■ Work instructions
Repeat all of the records verbatim.

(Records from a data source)

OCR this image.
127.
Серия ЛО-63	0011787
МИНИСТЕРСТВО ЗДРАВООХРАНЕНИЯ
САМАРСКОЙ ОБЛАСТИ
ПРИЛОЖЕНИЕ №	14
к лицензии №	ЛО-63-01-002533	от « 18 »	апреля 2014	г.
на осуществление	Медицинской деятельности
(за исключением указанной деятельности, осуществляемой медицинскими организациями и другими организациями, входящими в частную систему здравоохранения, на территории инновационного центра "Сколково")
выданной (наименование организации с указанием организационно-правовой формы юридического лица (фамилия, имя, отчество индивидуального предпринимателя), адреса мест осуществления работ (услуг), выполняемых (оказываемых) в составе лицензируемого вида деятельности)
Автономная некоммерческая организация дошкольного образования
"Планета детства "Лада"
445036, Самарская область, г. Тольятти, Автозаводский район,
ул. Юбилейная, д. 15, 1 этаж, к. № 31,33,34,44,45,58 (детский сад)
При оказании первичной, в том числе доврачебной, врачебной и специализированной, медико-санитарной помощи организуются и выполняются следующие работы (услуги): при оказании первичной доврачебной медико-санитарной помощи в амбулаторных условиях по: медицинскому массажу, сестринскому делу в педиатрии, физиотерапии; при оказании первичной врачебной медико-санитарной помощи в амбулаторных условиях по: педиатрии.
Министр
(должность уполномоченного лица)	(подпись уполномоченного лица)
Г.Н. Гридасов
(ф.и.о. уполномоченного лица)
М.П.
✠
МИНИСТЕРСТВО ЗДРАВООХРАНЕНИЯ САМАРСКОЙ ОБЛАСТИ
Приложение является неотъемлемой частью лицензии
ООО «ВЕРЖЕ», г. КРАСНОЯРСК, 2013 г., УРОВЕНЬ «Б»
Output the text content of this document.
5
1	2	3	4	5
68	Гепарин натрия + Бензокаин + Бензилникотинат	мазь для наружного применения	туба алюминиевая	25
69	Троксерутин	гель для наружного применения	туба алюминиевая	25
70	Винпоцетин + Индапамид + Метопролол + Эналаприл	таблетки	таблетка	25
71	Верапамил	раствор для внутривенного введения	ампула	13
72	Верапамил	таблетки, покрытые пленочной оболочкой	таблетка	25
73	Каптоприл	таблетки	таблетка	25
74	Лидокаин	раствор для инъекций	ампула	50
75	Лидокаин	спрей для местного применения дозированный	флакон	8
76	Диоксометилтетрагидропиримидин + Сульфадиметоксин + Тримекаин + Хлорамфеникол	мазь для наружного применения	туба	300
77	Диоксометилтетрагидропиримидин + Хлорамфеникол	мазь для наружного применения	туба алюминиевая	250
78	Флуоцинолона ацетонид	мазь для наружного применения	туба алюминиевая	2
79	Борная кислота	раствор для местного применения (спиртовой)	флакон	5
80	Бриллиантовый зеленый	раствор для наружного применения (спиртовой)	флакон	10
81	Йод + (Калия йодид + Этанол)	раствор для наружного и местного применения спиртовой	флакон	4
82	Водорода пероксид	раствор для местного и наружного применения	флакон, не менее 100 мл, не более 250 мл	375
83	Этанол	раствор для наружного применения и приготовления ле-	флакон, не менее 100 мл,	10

■ Correct response
OCR this image.
127.
Серия ЛО-63	0011787
МИНИСТЕРСТВО ЗДРАВООХРАНЕНИЯ
САМАРСКОЙ ОБЛАСТИ
ПРИЛОЖЕНИЕ №	14
к лицензии №	ЛО-63-01-002533	от « 18 »	апреля 2014	г.
на осуществление	Медицинской деятельности
(за исключением указанной деятельности, осуществляемой медицинскими организациями и другими организациями, входящими в частную систему здравоохранения, на территории инновационного центра "Сколково")
выданной (наименование организации с указанием организационно-правовой формы юридического лица (фамилия, имя, отчество индивидуального предпринимателя), адреса мест осуществления работ (услуг), выполняемых (оказываемых) в составе лицензируемого вида деятельности)
Автономная некоммерческая организация дошкольного образования
"Планета детства "Лада"
445036, Самарская область, г. Тольятти, Автозаводский район,
ул. Юбилейная, д. 15, 1 этаж, к. № 31,33,34,44,45,58 (детский сад)
При оказании первичной, в том числе доврачебной, врачебной и специализированной, медико-санитарной помощи организуются и выполняются следующие работы (услуги): при оказании первичной доврачебной медико-санитарной помощи в амбулаторных условиях по: медицинскому массажу, сестринскому делу в педиатрии, физиотерапии; при оказании первичной врачебной медико-санитарной помощи в амбулаторных условиях по: педиатрии.
Министр
(должность уполномоченного лица)	(подпись уполномоченного лица)
Г.Н. Гридасов
(ф.и.о. уполномоченного лица)
М.П.
✠
МИНИСТЕРСТВО ЗДРАВООХРАНЕНИЯ САМАРСКОЙ ОБЛАСТИ
Приложение является неотъемлемой частью лицензии
ООО «ВЕРЖЕ», г. КРАСНОЯРСК, 2013 г., УРОВЕНЬ «Б»
Output the text content of this document.
5
1	2	3	4	5
68	Гепарин натрия + Бензокаин + Бензилникотинат	мазь для наружного применения	туба алюминиевая	25
69	Троксерутин	гель для наружного применения	туба алюминиевая	25
70	Винпоцетин + Индапамид + Метопролол + Эналаприл	таблетки	таблетка	25
71	Верапамил	раствор для внутривенного введения	ампула	13
72	Верапамил	таблетки, покрытые пленочной оболочкой	таблетка	25
73	Каптоприл	таблетки	таблетка	25
74	Лидокаин	раствор для инъекций	ампула	50
75	Лидокаин	спрей для местного применения дозированный	флакон	8
76	Диоксометилтетрагидропиримидин + Сульфадиметоксин + Тримекаин + Хлорамфеникол	мазь для наружного применения	туба	300
77	Диоксометилтетрагидропиримидин + Хлорамфеникол	мазь для наружного применения	туба алюминиевая	250
78	Флуоцинолона ацетонид	мазь для наружного применения	туба алюминиевая	2
79	Борная кислота	раствор для местного применения (спиртовой)	флакон	5
80	Бриллиантовый зеленый	раствор для наружного применения (спиртовой)	флакон	10
81	Йод + (Калия йодид + Этанол)	раствор для наружного и местного применения спиртовой	флакон	4
82	Водорода пероксид	раствор для местного и наружного применения	флакон, не менее 100 мл, не более 250 мл	375
83	Этанол	раствор для наружного применения и приготовления ле-	флакон, не менее 100 мл,	10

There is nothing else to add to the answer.